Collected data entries
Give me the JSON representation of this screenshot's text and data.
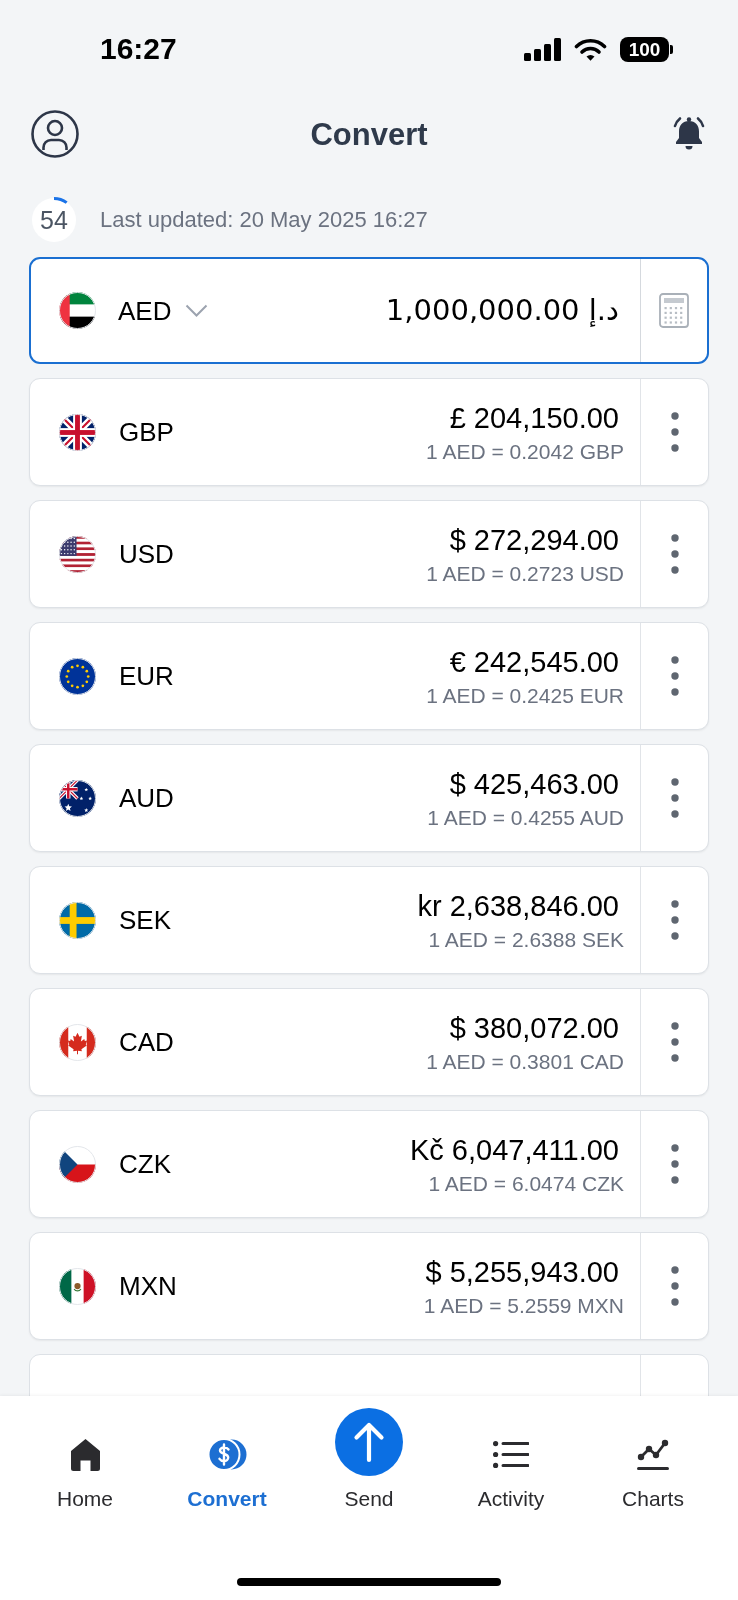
{
  "status_bar": {
    "time": "16:27",
    "battery": "100"
  },
  "header": {
    "title": "Convert"
  },
  "refresh": {
    "countdown": "54",
    "level": 0.1,
    "last_updated": "Last updated: 20 May 2025 16:27"
  },
  "base_currency": {
    "code": "AED",
    "amount": "1,000,000.00 د.إ",
    "focused": true
  },
  "currencies": [
    {
      "code": "GBP",
      "amount": "£ 204,150.00",
      "rate": "1 AED = 0.2042 GBP"
    },
    {
      "code": "USD",
      "amount": "$ 272,294.00",
      "rate": "1 AED = 0.2723 USD"
    },
    {
      "code": "EUR",
      "amount": "€ 242,545.00",
      "rate": "1 AED = 0.2425 EUR"
    },
    {
      "code": "AUD",
      "amount": "$ 425,463.00",
      "rate": "1 AED = 0.4255 AUD"
    },
    {
      "code": "SEK",
      "amount": "kr 2,638,846.00",
      "rate": "1 AED = 2.6388 SEK"
    },
    {
      "code": "CAD",
      "amount": "$ 380,072.00",
      "rate": "1 AED = 0.3801 CAD"
    },
    {
      "code": "CZK",
      "amount": "Kč 6,047,411.00",
      "rate": "1 AED = 6.0474 CZK"
    },
    {
      "code": "MXN",
      "amount": "$ 5,255,943.00",
      "rate": "1 AED = 5.2559 MXN"
    }
  ],
  "tab_bar": [
    {
      "label": "Home",
      "selected": false,
      "kind": "tab"
    },
    {
      "label": "Convert",
      "selected": true,
      "kind": "tab"
    },
    {
      "label": "Send",
      "selected": false,
      "kind": "action"
    },
    {
      "label": "Activity",
      "selected": false,
      "kind": "tab"
    },
    {
      "label": "Charts",
      "selected": false,
      "kind": "tab"
    }
  ]
}
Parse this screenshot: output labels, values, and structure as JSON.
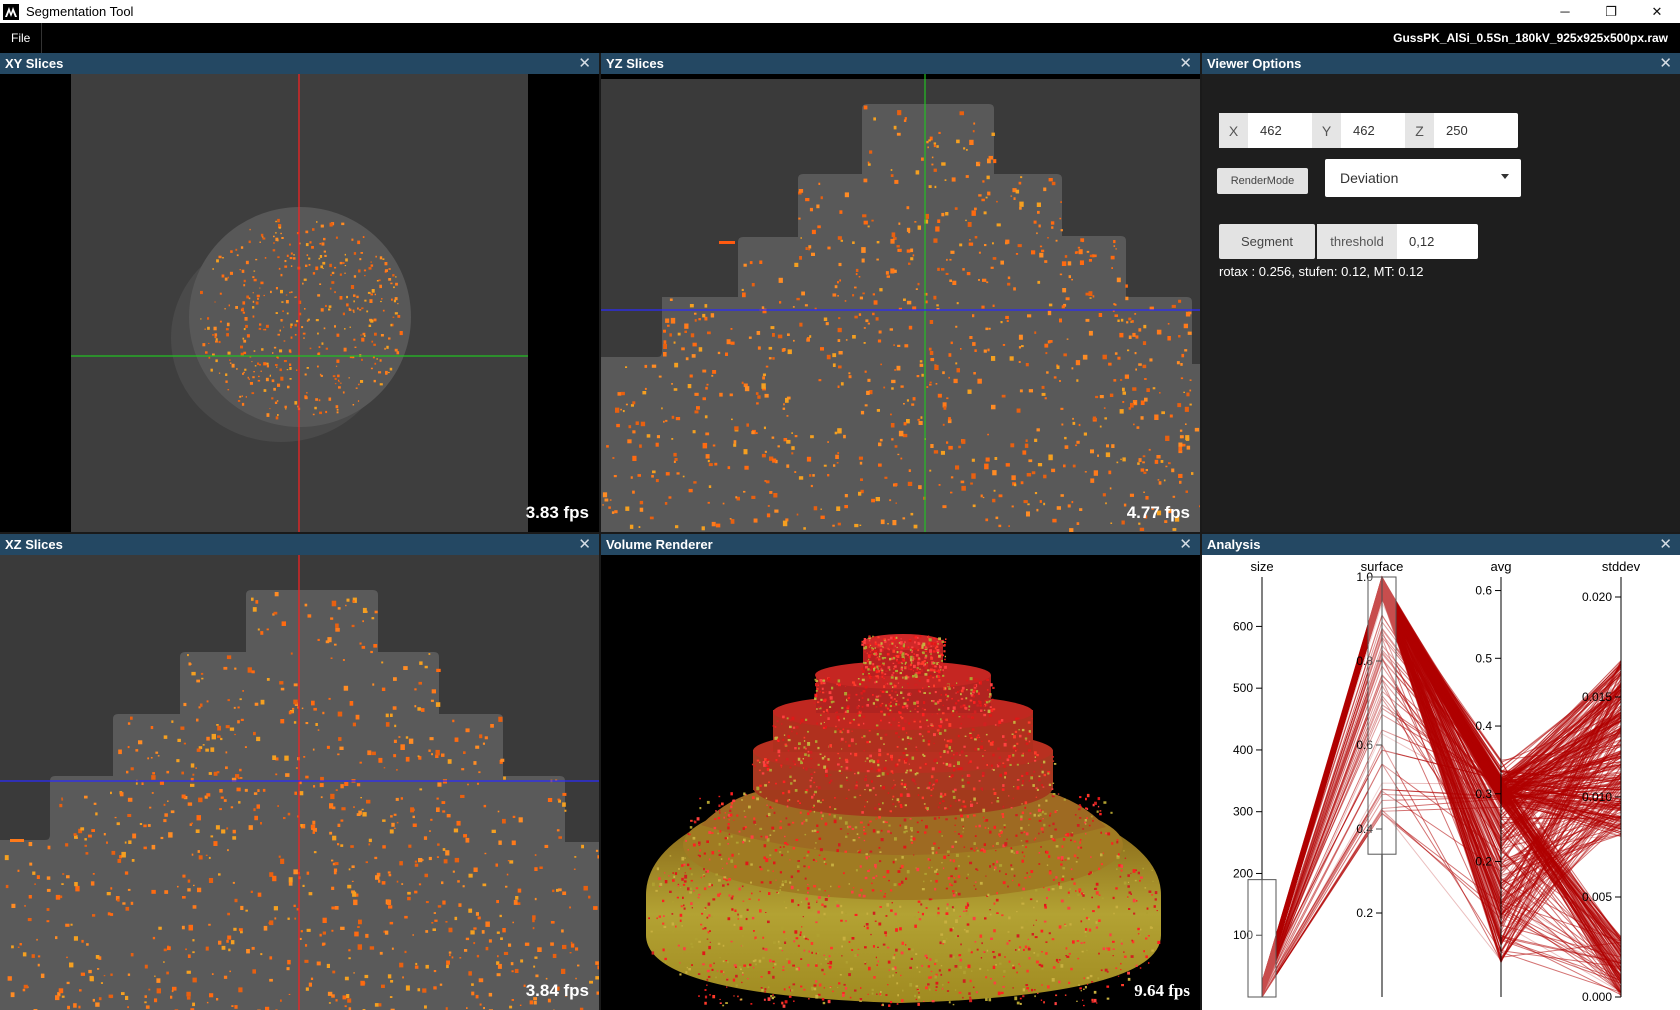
{
  "window": {
    "title": "Segmentation Tool",
    "minimize": "─",
    "restore": "❐",
    "close": "✕"
  },
  "menu": {
    "file": "File",
    "filename": "GussPK_AlSi_0.5Sn_180kV_925x925x500px.raw"
  },
  "panels": {
    "xy": {
      "title": "XY Slices",
      "fps": "3.83 fps",
      "close": "✕"
    },
    "yz": {
      "title": "YZ Slices",
      "fps": "4.77 fps",
      "close": "✕"
    },
    "xz": {
      "title": "XZ Slices",
      "fps": "3.84 fps",
      "close": "✕"
    },
    "volume": {
      "title": "Volume Renderer",
      "fps": "9.64 fps",
      "close": "✕"
    },
    "options": {
      "title": "Viewer Options",
      "close": "✕"
    },
    "analysis": {
      "title": "Analysis",
      "close": "✕"
    }
  },
  "viewer_options": {
    "x_label": "X",
    "x_value": "462",
    "y_label": "Y",
    "y_value": "462",
    "z_label": "Z",
    "z_value": "250",
    "rendermode_button": "RenderMode",
    "rendermode_value": "Deviation",
    "segment_button": "Segment",
    "threshold_label": "threshold",
    "threshold_value": "0,12",
    "info": "rotax : 0.256, stufen: 0.12, MT: 0.12"
  },
  "colors": {
    "header": "#244863",
    "pore": "#ff7a1a",
    "line_red": "#ff2020",
    "line_green": "#22c022",
    "line_blue": "#2a2aff",
    "pc_line": "#b00000"
  },
  "chart_data": {
    "type": "parallel_coordinates",
    "axes": [
      {
        "name": "size",
        "min": 0,
        "max": 680,
        "ticks": [
          "100",
          "200",
          "300",
          "400",
          "500",
          "600"
        ],
        "brush": [
          0,
          190
        ]
      },
      {
        "name": "surface",
        "min": 0,
        "max": 1.0,
        "ticks": [
          "0.2",
          "0.4",
          "0.6",
          "0.8",
          "1.0"
        ],
        "brush": [
          0.34,
          1.0
        ]
      },
      {
        "name": "avg",
        "min": 0,
        "max": 0.62,
        "ticks": [
          "0.2",
          "0.3",
          "0.4",
          "0.5",
          "0.6"
        ]
      },
      {
        "name": "stddev",
        "min": 0,
        "max": 0.021,
        "ticks": [
          "0.000",
          "0.005",
          "0.010",
          "0.015",
          "0.020"
        ]
      }
    ]
  }
}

What the task requires
Give all the lines above again, character for character, without pictures.

Solution for this problem
Give me the JSON representation of this screenshot's text and data.
{
  "status_bar": {
    "time": "16:27",
    "battery": "100"
  },
  "header": {
    "title": "Convert"
  },
  "refresh": {
    "countdown": "54",
    "level": 0.1,
    "last_updated": "Last updated: 20 May 2025 16:27"
  },
  "base_currency": {
    "code": "AED",
    "amount": "1,000,000.00 د.إ",
    "focused": true
  },
  "currencies": [
    {
      "code": "GBP",
      "amount": "£ 204,150.00",
      "rate": "1 AED = 0.2042 GBP"
    },
    {
      "code": "USD",
      "amount": "$ 272,294.00",
      "rate": "1 AED = 0.2723 USD"
    },
    {
      "code": "EUR",
      "amount": "€ 242,545.00",
      "rate": "1 AED = 0.2425 EUR"
    },
    {
      "code": "AUD",
      "amount": "$ 425,463.00",
      "rate": "1 AED = 0.4255 AUD"
    },
    {
      "code": "SEK",
      "amount": "kr 2,638,846.00",
      "rate": "1 AED = 2.6388 SEK"
    },
    {
      "code": "CAD",
      "amount": "$ 380,072.00",
      "rate": "1 AED = 0.3801 CAD"
    },
    {
      "code": "CZK",
      "amount": "Kč 6,047,411.00",
      "rate": "1 AED = 6.0474 CZK"
    },
    {
      "code": "MXN",
      "amount": "$ 5,255,943.00",
      "rate": "1 AED = 5.2559 MXN"
    }
  ],
  "tab_bar": [
    {
      "label": "Home",
      "selected": false,
      "kind": "tab"
    },
    {
      "label": "Convert",
      "selected": true,
      "kind": "tab"
    },
    {
      "label": "Send",
      "selected": false,
      "kind": "action"
    },
    {
      "label": "Activity",
      "selected": false,
      "kind": "tab"
    },
    {
      "label": "Charts",
      "selected": false,
      "kind": "tab"
    }
  ]
}
Parse this screenshot: output labels, values, and structure as JSON.
{
  "window": {
    "title": "Segmentation Tool",
    "minimize": "─",
    "restore": "❐",
    "close": "✕"
  },
  "menu": {
    "file": "File",
    "filename": "GussPK_AlSi_0.5Sn_180kV_925x925x500px.raw"
  },
  "panels": {
    "xy": {
      "title": "XY Slices",
      "fps": "3.83 fps",
      "close": "✕"
    },
    "yz": {
      "title": "YZ Slices",
      "fps": "4.77 fps",
      "close": "✕"
    },
    "xz": {
      "title": "XZ Slices",
      "fps": "3.84 fps",
      "close": "✕"
    },
    "volume": {
      "title": "Volume Renderer",
      "fps": "9.64 fps",
      "close": "✕"
    },
    "options": {
      "title": "Viewer Options",
      "close": "✕"
    },
    "analysis": {
      "title": "Analysis",
      "close": "✕"
    }
  },
  "viewer_options": {
    "x_label": "X",
    "x_value": "462",
    "y_label": "Y",
    "y_value": "462",
    "z_label": "Z",
    "z_value": "250",
    "rendermode_button": "RenderMode",
    "rendermode_value": "Deviation",
    "segment_button": "Segment",
    "threshold_label": "threshold",
    "threshold_value": "0,12",
    "info": "rotax : 0.256, stufen: 0.12, MT: 0.12"
  },
  "colors": {
    "header": "#244863",
    "pore": "#ff7a1a",
    "line_red": "#ff2020",
    "line_green": "#22c022",
    "line_blue": "#2a2aff",
    "pc_line": "#b00000"
  },
  "chart_data": {
    "type": "parallel_coordinates",
    "axes": [
      {
        "name": "size",
        "min": 0,
        "max": 680,
        "ticks": [
          "100",
          "200",
          "300",
          "400",
          "500",
          "600"
        ],
        "brush": [
          0,
          190
        ]
      },
      {
        "name": "surface",
        "min": 0,
        "max": 1.0,
        "ticks": [
          "0.2",
          "0.4",
          "0.6",
          "0.8",
          "1.0"
        ],
        "brush": [
          0.34,
          1.0
        ]
      },
      {
        "name": "avg",
        "min": 0,
        "max": 0.62,
        "ticks": [
          "0.2",
          "0.3",
          "0.4",
          "0.5",
          "0.6"
        ]
      },
      {
        "name": "stddev",
        "min": 0,
        "max": 0.021,
        "ticks": [
          "0.000",
          "0.005",
          "0.010",
          "0.015",
          "0.020"
        ]
      }
    ]
  }
}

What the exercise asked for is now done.